- Tasks and exercises
• A. From the Paul Wilson profile, duplicate the passage that begins at the words "His parents Dick" and stops after the words "Place is now.".
• B. In the Paul Wilson profile, what business did Dick and Noeleen Wilson own in Frankton during the 1950s?

- Document passage
+---+

Paul Wilson - A Good Kiwi Bloke

As a youngster growing up in Frankton during the 1960s, Paul Wilson enjoyed the life of Riley – summers were hot and winters were big, skating on ice, fishing, biking, and roaming the hillsides.
His parents Dick and Noeleen Wilson owned the first Frankton service station and general store during the 1950s. His dad then built a new service station where the Mobil Station is now. “Our house was right beside that, where McDonald’s Restaurant is now. You could look through and see everyone’s clothes lines made from Number 8 wire.”
“Our playground was down at the river or lake, eeling, fishing or swimming, skiing and skating in winter,” he says.
Dick and Noeleen owned the Frankton Beach ice cream stand, often manned by their kids. “Frankton Beach would be absolutely packed with people in summer.”
Freshly-laid eggs and manure for Dick’s garden were collected from the chicken farm where Kawarau Place is now.
Every Friday Paul’s mum sent the family to eat out at Lakes Restaurant at the top of the Mall.
As a kid Paul watched the spectacular White Star Hotel fire in central Queenstown as it burnt to the ground on New Year’s Day, 1970.
“If you were smart enough as a teenager you knew how to get into Buckham’s Brewery (Novotel Gardens site now) and try to get a few beers or drinks.” Not surprisingly, he got “a few boots up the backside” from Queenstown’s notorious Police Sergeant Warwick Maloney when he got out of line.
Fourth out of seven children, Paul had two fantastic role models as a kid. My godmother, Mary Aitken, lived up the Rees Valley and ran Paradise House back when tourists came and went on the Earnslaw.” Paul would travel up on the Earnslaw and spend his summer holidays there. “I have great memories of early days on the Earnslaw. Glenorchy is still my special place.” A widow with six kids, Mary taught Paul “the Glenorchy way of life”. “I’d sit up and listen to her stories.”
“My other mentor was my 1970s school teacher, Willie Solomon, who’d take us boys up to the Branches Station and Jardine’s woolshed for the weekend,” says Paul. “He’d take us eeling and camping as our parents were all busy at the time.”
“Willie took me to his home patch in the Far North on the Railway bus and train when I was nine or 10 and I have him to thank for immersing me in Maori culture.” Willie is still a close friend 50 years on and visits the Wilson family’s Kiwi Birdlife Park to help plant native trees. “That early Maori teaching is now reflected in the park’s programmes,” says Paul.

+---+

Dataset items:

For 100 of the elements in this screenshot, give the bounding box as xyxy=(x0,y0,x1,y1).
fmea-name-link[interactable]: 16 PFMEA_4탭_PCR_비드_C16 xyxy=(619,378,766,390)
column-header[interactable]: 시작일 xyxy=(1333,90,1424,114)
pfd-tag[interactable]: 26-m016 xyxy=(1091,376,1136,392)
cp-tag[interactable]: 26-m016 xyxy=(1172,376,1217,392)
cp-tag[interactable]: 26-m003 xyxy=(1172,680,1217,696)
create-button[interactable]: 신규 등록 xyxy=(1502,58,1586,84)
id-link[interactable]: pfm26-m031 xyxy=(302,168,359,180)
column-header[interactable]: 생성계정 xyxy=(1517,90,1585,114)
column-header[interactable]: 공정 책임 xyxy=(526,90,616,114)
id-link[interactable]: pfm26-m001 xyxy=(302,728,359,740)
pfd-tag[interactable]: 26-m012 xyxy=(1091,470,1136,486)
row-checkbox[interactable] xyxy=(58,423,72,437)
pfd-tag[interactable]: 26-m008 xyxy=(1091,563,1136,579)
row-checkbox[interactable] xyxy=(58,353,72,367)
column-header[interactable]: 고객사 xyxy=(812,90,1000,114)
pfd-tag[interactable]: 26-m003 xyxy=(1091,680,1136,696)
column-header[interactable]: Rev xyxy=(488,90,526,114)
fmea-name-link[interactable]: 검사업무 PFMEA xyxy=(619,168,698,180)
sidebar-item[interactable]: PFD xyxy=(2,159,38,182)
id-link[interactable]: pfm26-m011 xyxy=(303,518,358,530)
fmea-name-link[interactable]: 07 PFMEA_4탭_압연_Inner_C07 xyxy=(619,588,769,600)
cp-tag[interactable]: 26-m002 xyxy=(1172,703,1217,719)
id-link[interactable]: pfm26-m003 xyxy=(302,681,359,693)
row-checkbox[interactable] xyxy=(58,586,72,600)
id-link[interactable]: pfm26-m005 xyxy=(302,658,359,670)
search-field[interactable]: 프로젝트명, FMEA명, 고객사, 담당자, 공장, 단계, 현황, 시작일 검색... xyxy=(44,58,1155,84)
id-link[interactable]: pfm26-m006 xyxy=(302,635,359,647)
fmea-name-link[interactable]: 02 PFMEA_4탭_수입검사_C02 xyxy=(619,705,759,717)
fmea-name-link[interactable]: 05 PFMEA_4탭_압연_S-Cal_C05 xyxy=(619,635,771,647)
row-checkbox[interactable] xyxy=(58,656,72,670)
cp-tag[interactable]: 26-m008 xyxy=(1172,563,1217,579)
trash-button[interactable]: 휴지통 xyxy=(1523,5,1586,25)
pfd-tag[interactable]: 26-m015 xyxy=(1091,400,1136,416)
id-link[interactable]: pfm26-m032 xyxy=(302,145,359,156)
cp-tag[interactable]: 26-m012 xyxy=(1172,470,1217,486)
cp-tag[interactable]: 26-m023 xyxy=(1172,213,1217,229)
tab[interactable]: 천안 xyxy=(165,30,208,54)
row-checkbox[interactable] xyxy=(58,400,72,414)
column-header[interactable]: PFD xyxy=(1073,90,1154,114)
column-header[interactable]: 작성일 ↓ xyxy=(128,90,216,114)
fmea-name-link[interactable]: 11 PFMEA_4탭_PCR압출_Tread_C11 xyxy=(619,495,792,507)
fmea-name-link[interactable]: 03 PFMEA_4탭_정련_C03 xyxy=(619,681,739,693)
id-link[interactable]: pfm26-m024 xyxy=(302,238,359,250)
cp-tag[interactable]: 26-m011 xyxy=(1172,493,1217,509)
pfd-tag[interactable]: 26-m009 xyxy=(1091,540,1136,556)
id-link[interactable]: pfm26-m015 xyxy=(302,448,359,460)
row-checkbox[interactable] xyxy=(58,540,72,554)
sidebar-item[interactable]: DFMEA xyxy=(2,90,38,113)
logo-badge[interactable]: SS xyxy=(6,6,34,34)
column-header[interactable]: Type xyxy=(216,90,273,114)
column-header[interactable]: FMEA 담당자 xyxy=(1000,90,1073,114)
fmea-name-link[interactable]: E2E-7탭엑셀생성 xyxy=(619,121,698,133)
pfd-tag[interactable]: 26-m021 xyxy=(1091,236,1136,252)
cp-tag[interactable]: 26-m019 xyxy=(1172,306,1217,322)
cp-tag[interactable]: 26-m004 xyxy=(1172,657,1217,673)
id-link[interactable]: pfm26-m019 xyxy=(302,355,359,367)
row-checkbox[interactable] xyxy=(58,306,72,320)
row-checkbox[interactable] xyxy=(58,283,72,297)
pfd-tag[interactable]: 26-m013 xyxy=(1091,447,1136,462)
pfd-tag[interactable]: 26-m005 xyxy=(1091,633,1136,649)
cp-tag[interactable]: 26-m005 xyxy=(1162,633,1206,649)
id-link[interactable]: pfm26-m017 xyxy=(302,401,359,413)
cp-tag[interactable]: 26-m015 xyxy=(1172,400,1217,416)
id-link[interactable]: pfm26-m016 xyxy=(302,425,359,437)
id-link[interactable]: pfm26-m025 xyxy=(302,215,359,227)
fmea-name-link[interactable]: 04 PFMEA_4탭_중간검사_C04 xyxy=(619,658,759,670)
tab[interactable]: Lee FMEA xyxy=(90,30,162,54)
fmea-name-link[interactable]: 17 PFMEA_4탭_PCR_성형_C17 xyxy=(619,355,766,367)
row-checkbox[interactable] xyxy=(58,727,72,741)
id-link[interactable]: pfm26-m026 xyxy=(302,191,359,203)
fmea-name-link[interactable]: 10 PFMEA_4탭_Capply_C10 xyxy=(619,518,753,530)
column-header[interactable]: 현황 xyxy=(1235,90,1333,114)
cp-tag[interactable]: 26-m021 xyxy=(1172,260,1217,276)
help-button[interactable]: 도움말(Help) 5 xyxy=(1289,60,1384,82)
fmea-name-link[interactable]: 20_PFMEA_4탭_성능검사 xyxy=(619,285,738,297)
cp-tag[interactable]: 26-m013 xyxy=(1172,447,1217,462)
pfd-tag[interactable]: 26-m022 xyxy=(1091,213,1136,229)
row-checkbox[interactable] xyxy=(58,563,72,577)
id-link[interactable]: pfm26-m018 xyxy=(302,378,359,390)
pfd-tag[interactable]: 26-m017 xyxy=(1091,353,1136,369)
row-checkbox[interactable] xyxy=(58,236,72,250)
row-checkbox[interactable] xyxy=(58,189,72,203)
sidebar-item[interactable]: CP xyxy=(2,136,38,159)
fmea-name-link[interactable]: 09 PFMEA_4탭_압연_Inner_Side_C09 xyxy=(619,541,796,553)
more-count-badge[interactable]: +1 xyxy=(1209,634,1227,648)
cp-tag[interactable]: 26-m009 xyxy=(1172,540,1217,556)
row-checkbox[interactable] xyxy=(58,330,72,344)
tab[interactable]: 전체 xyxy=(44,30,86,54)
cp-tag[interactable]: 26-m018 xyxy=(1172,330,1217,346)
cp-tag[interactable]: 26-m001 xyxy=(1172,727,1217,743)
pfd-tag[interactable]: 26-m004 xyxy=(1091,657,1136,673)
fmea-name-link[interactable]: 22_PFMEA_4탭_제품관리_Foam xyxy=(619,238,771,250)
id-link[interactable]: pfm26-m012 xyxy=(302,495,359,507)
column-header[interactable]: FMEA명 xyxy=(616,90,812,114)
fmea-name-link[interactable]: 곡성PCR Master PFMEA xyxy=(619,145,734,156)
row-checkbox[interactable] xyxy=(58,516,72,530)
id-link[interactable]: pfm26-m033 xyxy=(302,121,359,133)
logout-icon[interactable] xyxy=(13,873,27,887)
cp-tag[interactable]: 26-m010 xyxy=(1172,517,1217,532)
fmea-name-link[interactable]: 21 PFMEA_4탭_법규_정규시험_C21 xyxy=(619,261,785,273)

+---+

- Answer section
• A.
His parents Dick and Noeleen Wilson owned the first Frankton service station and general store during the 1950s. His dad then built a new service station where the Mobil Station is now. “Our house was right beside that, where McDonald’s Restaurant is now. You could look through and see everyone’s clothes lines made from Number 8 wire.”
“Our playground was down at the river or lake, eeling, fishing or swimming, skiing and skating in winter,” he says.
Dick and Noeleen owned the Frankton Beach ice cream stand, often manned by their kids. “Frankton Beach would be absolutely packed with people in summer.”
Freshly-laid eggs and manure for Dick’s garden were collected from the chicken farm where Kawarau Place is now.

• B. They owned the first Frankton service station and general store.